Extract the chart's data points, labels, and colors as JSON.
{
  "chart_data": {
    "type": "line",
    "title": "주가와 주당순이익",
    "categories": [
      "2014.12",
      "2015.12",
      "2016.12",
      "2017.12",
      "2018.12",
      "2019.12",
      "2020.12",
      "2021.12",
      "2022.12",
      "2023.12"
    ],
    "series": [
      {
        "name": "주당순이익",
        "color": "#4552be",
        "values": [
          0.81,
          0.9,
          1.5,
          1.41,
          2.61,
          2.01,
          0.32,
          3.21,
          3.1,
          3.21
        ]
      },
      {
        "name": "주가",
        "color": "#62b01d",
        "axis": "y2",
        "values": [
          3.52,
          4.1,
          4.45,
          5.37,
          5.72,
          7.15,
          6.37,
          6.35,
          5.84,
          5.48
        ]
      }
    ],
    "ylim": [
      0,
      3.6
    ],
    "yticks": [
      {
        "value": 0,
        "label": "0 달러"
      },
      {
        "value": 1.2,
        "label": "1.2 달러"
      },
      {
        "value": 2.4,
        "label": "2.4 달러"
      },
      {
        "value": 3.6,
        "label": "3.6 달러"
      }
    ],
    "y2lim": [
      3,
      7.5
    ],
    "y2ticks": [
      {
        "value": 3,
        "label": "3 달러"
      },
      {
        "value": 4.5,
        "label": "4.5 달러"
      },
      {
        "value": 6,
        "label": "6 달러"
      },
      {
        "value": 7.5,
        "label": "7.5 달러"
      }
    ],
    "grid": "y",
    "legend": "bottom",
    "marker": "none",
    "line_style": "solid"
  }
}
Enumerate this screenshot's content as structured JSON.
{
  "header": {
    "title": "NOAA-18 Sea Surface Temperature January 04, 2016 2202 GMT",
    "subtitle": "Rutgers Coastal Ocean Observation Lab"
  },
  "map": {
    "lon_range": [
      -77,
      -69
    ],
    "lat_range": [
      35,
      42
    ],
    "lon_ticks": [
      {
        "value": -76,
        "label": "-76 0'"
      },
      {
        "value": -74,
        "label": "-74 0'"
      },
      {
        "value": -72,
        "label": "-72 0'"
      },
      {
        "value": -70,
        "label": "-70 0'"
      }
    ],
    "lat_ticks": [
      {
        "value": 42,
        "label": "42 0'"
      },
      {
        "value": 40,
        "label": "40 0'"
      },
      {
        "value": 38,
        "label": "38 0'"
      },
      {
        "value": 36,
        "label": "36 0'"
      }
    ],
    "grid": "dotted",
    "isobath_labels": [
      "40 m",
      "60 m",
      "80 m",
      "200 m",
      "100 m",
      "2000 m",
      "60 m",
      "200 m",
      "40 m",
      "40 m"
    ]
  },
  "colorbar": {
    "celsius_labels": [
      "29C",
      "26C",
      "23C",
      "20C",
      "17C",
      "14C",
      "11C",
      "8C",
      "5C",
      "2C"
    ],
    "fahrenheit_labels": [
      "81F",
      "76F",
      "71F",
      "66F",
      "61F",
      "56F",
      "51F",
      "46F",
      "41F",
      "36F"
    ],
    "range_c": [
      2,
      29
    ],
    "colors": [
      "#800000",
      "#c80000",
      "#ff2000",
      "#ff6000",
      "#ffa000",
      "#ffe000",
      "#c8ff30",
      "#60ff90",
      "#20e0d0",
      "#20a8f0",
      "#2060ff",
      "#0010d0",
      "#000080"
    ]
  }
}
▬▬▬▬▬▬▬▬▬▬
All of the material above needs to be copied exactly.

**Written answer**
Extract the chart's data points, labels, and colors as JSON.
{
  "chart_data": {
    "type": "line",
    "title": "주가와 주당순이익",
    "categories": [
      "2014.12",
      "2015.12",
      "2016.12",
      "2017.12",
      "2018.12",
      "2019.12",
      "2020.12",
      "2021.12",
      "2022.12",
      "2023.12"
    ],
    "series": [
      {
        "name": "주당순이익",
        "color": "#4552be",
        "values": [
          0.81,
          0.9,
          1.5,
          1.41,
          2.61,
          2.01,
          0.32,
          3.21,
          3.1,
          3.21
        ]
      },
      {
        "name": "주가",
        "color": "#62b01d",
        "axis": "y2",
        "values": [
          3.52,
          4.1,
          4.45,
          5.37,
          5.72,
          7.15,
          6.37,
          6.35,
          5.84,
          5.48
        ]
      }
    ],
    "ylim": [
      0,
      3.6
    ],
    "yticks": [
      {
        "value": 0,
        "label": "0 달러"
      },
      {
        "value": 1.2,
        "label": "1.2 달러"
      },
      {
        "value": 2.4,
        "label": "2.4 달러"
      },
      {
        "value": 3.6,
        "label": "3.6 달러"
      }
    ],
    "y2lim": [
      3,
      7.5
    ],
    "y2ticks": [
      {
        "value": 3,
        "label": "3 달러"
      },
      {
        "value": 4.5,
        "label": "4.5 달러"
      },
      {
        "value": 6,
        "label": "6 달러"
      },
      {
        "value": 7.5,
        "label": "7.5 달러"
      }
    ],
    "grid": "y",
    "legend": "bottom",
    "marker": "none",
    "line_style": "solid"
  }
}
Enumerate this screenshot's content as structured JSON.
{
  "header": {
    "title": "NOAA-18 Sea Surface Temperature January 04, 2016 2202 GMT",
    "subtitle": "Rutgers Coastal Ocean Observation Lab"
  },
  "map": {
    "lon_range": [
      -77,
      -69
    ],
    "lat_range": [
      35,
      42
    ],
    "lon_ticks": [
      {
        "value": -76,
        "label": "-76 0'"
      },
      {
        "value": -74,
        "label": "-74 0'"
      },
      {
        "value": -72,
        "label": "-72 0'"
      },
      {
        "value": -70,
        "label": "-70 0'"
      }
    ],
    "lat_ticks": [
      {
        "value": 42,
        "label": "42 0'"
      },
      {
        "value": 40,
        "label": "40 0'"
      },
      {
        "value": 38,
        "label": "38 0'"
      },
      {
        "value": 36,
        "label": "36 0'"
      }
    ],
    "grid": "dotted",
    "isobath_labels": [
      "40 m",
      "60 m",
      "80 m",
      "200 m",
      "100 m",
      "2000 m",
      "60 m",
      "200 m",
      "40 m",
      "40 m"
    ]
  },
  "colorbar": {
    "celsius_labels": [
      "29C",
      "26C",
      "23C",
      "20C",
      "17C",
      "14C",
      "11C",
      "8C",
      "5C",
      "2C"
    ],
    "fahrenheit_labels": [
      "81F",
      "76F",
      "71F",
      "66F",
      "61F",
      "56F",
      "51F",
      "46F",
      "41F",
      "36F"
    ],
    "range_c": [
      2,
      29
    ],
    "colors": [
      "#800000",
      "#c80000",
      "#ff2000",
      "#ff6000",
      "#ffa000",
      "#ffe000",
      "#c8ff30",
      "#60ff90",
      "#20e0d0",
      "#20a8f0",
      "#2060ff",
      "#0010d0",
      "#000080"
    ]
  }
}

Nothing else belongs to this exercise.